*TO DO*
Reproduce the lines from the beginning through the line containing "svg-text:canopy to cooking", inclusive, substituting "opening" for every occurrence of "cutout" and leaving everything else unchanged.

Element and region listings:
________________________
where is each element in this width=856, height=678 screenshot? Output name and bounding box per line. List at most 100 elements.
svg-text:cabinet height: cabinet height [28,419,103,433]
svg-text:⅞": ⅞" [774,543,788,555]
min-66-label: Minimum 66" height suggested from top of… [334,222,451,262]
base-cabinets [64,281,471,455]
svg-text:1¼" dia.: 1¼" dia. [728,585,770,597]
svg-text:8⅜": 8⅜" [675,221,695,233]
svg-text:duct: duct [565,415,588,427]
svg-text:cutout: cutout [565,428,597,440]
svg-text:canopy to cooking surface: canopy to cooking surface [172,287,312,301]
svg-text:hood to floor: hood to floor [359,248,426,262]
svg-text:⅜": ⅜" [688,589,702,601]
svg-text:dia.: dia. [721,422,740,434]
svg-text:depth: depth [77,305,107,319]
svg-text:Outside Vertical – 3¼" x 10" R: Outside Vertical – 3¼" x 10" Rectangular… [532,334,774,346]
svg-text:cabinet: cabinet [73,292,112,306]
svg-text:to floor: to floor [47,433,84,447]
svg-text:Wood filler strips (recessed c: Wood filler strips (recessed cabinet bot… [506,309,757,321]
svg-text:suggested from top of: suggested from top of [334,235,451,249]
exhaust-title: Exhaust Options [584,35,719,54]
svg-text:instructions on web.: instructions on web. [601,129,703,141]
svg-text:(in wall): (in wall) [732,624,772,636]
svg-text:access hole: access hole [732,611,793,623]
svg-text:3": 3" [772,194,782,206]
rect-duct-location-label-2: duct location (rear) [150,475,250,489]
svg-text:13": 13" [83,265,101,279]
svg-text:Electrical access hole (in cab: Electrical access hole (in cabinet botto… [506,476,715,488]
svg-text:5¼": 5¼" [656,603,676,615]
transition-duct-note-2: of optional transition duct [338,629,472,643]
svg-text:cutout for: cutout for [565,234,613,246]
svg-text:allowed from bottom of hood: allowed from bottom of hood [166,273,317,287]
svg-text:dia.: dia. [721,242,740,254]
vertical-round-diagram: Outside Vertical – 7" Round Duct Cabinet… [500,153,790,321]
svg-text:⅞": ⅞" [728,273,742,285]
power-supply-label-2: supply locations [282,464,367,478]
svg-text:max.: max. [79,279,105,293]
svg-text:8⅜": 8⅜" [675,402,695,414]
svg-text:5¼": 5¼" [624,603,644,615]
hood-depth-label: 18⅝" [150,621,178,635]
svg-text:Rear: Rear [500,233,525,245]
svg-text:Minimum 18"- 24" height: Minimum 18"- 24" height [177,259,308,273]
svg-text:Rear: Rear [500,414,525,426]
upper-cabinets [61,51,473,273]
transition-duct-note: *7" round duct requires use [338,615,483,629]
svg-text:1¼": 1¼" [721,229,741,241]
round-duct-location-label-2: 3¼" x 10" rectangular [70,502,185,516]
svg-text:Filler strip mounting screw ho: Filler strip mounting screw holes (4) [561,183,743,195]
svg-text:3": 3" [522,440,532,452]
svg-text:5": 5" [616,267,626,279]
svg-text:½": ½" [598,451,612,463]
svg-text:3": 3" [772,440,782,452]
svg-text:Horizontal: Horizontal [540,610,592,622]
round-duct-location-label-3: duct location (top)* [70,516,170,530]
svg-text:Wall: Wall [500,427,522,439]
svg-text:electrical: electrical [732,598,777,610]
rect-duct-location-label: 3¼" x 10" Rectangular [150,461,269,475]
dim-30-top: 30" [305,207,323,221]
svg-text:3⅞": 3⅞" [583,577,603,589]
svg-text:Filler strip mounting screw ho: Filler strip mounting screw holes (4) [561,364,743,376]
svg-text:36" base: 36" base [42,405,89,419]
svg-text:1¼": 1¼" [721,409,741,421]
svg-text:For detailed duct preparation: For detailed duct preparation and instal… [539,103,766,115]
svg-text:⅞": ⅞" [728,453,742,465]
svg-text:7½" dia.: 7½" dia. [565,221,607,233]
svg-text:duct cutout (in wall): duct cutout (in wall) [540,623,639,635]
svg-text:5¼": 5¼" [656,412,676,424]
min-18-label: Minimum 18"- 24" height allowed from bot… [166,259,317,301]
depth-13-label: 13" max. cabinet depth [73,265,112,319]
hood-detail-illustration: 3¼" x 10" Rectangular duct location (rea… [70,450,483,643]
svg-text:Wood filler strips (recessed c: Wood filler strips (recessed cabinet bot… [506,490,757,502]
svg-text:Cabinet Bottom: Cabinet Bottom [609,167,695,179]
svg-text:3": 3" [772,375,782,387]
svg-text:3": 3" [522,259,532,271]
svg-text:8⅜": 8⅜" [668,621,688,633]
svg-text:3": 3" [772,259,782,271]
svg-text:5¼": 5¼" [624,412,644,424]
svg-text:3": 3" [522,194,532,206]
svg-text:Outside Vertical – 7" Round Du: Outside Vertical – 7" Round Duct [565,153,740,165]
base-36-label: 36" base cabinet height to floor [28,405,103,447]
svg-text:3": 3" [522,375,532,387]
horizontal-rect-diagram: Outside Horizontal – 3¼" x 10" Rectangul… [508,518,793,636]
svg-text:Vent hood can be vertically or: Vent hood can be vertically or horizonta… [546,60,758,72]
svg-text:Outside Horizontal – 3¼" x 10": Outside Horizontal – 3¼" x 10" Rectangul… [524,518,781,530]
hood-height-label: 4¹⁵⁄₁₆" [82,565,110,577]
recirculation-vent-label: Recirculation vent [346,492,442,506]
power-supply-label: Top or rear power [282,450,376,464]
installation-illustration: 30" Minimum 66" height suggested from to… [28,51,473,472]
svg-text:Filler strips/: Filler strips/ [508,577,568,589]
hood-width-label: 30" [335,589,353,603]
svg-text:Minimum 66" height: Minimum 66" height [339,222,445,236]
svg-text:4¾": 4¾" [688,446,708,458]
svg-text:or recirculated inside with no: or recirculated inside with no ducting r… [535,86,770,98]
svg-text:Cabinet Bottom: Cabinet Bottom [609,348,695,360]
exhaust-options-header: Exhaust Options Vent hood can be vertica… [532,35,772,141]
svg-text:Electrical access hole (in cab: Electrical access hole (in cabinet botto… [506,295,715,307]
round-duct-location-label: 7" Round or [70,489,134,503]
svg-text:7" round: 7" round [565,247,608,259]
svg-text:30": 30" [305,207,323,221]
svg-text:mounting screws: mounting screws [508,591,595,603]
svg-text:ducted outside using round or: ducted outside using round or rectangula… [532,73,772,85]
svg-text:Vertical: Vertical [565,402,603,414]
________________________
*COMPLETED EXERCISE*
where is each element in this width=856, height=678 screenshot? Output name and bounding box per line. List at most 100 elements.
svg-text:cabinet height: cabinet height [28,419,103,433]
svg-text:⅞": ⅞" [774,543,788,555]
min-66-label: Minimum 66" height suggested from top of… [334,222,451,262]
base-cabinets [64,281,471,455]
svg-text:1¼" dia.: 1¼" dia. [728,585,770,597]
svg-text:8⅜": 8⅜" [675,221,695,233]
svg-text:duct: duct [565,415,588,427]
svg-text:opening: opening [565,428,597,440]
svg-text:canopy to cooking surface: canopy to cooking surface [172,287,312,301]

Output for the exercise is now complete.